** start SOURCE RECORDS **

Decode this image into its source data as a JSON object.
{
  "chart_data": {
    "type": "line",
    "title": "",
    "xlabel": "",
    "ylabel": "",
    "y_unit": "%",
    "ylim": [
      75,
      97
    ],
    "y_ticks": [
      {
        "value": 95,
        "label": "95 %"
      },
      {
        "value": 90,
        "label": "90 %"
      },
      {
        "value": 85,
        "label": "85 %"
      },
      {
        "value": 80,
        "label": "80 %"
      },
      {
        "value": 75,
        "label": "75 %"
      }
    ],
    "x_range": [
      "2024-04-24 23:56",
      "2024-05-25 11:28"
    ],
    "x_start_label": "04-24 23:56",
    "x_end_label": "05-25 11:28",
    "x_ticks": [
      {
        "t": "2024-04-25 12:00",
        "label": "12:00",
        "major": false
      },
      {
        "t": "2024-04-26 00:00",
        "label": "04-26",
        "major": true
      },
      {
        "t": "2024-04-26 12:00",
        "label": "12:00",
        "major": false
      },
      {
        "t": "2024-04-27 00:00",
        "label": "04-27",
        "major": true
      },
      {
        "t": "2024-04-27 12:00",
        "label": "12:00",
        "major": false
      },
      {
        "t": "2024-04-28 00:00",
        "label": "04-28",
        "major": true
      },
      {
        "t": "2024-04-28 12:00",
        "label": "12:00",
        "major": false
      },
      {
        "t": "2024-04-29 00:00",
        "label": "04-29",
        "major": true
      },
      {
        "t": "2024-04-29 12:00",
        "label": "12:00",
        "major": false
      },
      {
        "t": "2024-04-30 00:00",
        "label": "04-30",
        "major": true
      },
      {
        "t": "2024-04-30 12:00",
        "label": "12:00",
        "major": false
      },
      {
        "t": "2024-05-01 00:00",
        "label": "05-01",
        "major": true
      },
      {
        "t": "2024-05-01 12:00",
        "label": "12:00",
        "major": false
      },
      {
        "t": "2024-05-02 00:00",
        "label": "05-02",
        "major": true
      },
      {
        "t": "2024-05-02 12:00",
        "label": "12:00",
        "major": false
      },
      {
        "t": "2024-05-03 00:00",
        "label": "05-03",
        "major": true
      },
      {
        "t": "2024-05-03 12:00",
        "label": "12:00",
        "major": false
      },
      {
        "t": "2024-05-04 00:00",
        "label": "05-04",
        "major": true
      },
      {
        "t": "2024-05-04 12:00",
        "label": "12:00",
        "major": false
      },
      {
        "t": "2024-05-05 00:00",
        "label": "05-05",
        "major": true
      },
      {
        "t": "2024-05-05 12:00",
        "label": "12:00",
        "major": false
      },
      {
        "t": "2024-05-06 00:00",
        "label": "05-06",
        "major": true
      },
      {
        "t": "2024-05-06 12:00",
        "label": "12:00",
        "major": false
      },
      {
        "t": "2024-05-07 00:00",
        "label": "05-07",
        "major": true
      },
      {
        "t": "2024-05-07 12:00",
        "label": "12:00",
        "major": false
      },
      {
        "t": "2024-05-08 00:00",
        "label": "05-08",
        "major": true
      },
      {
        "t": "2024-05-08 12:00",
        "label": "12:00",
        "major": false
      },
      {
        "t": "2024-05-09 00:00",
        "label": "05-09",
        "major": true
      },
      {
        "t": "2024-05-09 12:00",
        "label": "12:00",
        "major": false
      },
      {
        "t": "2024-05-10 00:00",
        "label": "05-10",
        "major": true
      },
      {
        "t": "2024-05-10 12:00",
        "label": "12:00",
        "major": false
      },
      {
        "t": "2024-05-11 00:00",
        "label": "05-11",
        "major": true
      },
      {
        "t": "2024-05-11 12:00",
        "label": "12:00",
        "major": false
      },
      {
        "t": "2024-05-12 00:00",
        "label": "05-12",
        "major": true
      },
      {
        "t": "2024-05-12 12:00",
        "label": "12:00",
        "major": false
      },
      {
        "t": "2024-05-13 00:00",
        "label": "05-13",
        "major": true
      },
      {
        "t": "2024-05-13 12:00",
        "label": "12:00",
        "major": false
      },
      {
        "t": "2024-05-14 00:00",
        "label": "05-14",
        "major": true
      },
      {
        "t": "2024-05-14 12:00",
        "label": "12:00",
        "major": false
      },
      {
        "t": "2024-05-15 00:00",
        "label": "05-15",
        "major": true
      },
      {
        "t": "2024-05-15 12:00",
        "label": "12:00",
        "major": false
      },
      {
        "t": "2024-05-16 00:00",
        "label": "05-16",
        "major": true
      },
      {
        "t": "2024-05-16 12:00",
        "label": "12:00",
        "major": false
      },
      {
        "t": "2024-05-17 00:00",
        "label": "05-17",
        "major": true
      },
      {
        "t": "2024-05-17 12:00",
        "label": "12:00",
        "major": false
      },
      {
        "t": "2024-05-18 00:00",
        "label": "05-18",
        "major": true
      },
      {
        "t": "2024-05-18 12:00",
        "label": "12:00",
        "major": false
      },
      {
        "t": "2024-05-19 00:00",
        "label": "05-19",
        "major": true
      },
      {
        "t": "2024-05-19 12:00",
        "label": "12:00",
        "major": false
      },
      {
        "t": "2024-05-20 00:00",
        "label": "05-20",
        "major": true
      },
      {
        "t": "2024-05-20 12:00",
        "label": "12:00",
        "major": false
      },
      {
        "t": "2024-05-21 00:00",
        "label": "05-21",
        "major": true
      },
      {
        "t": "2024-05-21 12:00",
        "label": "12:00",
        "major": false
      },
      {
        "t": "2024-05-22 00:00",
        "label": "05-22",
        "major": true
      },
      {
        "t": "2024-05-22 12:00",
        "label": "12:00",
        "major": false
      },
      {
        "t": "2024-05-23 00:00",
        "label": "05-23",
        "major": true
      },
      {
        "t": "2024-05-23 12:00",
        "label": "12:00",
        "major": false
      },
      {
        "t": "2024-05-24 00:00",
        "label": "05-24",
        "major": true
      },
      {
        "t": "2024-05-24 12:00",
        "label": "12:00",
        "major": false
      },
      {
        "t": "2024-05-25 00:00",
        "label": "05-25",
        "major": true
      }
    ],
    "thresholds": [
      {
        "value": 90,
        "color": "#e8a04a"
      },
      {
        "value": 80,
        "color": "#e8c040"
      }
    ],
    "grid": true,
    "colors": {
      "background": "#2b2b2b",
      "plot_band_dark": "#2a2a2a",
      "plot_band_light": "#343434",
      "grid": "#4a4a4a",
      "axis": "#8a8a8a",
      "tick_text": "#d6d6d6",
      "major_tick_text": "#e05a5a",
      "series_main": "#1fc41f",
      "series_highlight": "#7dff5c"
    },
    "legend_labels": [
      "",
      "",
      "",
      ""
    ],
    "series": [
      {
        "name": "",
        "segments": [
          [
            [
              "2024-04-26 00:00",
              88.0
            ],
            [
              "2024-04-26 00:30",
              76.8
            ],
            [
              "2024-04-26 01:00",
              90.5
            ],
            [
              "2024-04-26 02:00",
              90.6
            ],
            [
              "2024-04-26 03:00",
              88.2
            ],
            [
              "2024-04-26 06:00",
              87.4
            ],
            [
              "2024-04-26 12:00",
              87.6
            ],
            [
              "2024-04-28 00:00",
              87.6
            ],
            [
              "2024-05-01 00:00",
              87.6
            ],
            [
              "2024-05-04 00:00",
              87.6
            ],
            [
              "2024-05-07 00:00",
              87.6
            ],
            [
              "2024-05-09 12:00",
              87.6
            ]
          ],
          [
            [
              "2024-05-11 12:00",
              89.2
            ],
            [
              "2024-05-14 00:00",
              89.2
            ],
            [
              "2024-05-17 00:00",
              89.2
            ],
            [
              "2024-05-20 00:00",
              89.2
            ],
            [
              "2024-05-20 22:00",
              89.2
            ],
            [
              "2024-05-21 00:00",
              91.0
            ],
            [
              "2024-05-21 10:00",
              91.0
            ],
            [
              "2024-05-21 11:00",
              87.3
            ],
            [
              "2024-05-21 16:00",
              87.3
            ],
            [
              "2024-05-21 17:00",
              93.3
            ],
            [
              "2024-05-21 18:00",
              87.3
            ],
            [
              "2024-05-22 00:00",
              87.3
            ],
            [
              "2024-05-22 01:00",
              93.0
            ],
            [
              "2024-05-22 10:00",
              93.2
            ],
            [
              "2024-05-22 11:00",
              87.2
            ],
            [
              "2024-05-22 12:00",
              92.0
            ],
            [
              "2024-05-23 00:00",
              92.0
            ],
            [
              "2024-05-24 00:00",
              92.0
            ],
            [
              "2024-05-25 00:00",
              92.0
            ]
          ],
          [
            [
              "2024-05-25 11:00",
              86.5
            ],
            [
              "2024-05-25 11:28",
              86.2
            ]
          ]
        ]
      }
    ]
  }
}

** end SOURCE RECORDS **

= DIRECTION =
Using the listing above, gather each line that holds the string "value" and copy it.

= ANSWER FOR THIS EXERCISE =
        "value": 95,
        "value": 90,
        "value": 85,
        "value": 80,
        "value": 75,
        "value": 90,
        "value": 80,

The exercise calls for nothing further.